Requisitos del problema
En el fragmento sobre la izquierda y la lucha contra ETA, ¿qué hubo que esperar para que la sociedad tomara la calle?

Fragmento proporcionado
A partir de ahora, el problema principal no va a estar en qué dice la cúpula de un reducto sin credibilidad moral alguna, sino en qué respuestas se van a dar, especialmente desde los sectores progresistas, a sus últimos estertores, a la escenificación de la disolución, la entrega de armas… Porque la derrota es un proceso y acaba de empezar. Tenemos por delante una larga etapa de elaboración de la memoria donde se va dilucidar si vamos extirpar el cáncer o a reeditar otra máscara. En estos días y en diferentes tribunas el debate está abierto: quién va escribirla y cómo.
Pero una pregunta que no aparece es qué papel debe jugar la izquierda en todo ello. ¿Por qué la izquierda no ha sido protagonista en la defensa de las víctimas, en la lucha contra ETA? Hubo que esperar a la rebelión democrática y ciudadana iniciada por Basta Ya para que la sociedad tomara la calle y diera un puñetazo en la mesa. Qué entramado de complicidades ideológicas de diverso grado y carácter ha prevalecido para que por acción u omisión una parte de la izquierda política y social fuera rehén del argumentario del terrorismo. Qué anestesia era necesaria para justificar, callar o no denunciar resueltamente un historial de muerte y terror que para cualquier demócrata sólo podía responder al nombre de fascismo.

Entradas de datos almacenadas

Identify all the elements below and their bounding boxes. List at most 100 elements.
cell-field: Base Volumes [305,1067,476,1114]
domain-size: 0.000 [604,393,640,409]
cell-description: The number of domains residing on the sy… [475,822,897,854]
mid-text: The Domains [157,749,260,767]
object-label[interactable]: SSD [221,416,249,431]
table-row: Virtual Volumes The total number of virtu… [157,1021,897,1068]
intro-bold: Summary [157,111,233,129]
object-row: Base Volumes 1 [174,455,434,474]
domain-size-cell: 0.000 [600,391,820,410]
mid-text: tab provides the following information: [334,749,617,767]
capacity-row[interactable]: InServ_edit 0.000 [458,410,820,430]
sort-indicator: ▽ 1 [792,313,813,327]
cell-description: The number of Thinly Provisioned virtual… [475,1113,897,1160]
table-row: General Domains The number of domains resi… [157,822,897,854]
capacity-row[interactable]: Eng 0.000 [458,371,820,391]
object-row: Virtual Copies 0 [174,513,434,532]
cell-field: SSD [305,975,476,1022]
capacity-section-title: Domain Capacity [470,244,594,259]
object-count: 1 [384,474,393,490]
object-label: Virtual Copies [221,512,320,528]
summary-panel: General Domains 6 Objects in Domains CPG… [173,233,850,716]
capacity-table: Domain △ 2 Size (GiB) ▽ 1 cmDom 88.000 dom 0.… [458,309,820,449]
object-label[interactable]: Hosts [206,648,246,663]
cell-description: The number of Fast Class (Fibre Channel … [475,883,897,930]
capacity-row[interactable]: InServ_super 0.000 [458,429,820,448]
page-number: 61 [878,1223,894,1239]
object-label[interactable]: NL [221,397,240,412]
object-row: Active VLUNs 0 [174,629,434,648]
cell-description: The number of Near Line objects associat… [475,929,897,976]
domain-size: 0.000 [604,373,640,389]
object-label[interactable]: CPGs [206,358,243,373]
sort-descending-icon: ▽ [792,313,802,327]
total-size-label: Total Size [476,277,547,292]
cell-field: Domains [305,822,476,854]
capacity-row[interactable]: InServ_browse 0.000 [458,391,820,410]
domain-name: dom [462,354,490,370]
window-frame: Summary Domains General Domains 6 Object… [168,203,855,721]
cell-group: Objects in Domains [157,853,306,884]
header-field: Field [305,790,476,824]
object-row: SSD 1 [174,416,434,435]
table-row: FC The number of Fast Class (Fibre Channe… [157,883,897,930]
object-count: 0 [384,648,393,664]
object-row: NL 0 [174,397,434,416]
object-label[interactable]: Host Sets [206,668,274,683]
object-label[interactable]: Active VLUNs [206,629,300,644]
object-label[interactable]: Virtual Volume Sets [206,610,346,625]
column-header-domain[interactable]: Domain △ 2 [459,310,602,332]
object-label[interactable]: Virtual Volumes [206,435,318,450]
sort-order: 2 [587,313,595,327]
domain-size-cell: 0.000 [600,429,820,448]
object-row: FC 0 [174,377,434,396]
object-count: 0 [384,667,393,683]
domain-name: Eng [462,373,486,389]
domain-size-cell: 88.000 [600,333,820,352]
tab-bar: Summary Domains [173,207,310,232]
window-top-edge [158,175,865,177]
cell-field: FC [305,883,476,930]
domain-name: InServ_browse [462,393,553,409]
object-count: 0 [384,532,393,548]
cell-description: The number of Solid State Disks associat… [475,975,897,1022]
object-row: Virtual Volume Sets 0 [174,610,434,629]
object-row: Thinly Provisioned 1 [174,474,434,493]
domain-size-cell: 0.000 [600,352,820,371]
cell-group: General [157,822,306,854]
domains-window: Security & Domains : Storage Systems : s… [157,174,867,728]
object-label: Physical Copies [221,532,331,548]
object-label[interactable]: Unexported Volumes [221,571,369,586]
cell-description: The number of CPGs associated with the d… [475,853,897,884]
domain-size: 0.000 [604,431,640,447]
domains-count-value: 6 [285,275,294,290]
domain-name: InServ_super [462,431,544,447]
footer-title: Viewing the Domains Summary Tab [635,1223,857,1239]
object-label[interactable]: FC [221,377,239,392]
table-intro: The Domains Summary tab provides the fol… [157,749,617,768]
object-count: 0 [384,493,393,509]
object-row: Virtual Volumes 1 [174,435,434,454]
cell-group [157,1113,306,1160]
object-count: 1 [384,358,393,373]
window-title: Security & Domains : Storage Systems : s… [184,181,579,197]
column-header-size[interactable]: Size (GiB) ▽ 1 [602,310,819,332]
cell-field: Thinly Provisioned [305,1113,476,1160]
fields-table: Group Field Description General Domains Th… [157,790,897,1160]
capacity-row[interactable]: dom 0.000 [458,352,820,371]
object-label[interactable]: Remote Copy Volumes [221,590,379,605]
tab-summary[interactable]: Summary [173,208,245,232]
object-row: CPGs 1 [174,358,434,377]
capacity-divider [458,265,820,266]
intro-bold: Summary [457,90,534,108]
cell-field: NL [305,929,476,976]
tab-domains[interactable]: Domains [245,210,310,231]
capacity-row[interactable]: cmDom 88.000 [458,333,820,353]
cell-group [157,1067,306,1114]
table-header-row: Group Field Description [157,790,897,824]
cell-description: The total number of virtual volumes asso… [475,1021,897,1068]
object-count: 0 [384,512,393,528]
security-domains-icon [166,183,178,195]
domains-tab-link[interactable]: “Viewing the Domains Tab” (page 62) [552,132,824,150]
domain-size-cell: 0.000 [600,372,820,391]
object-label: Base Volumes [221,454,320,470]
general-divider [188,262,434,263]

Solución
La rebelión democrática y ciudadana iniciada por Basta Ya.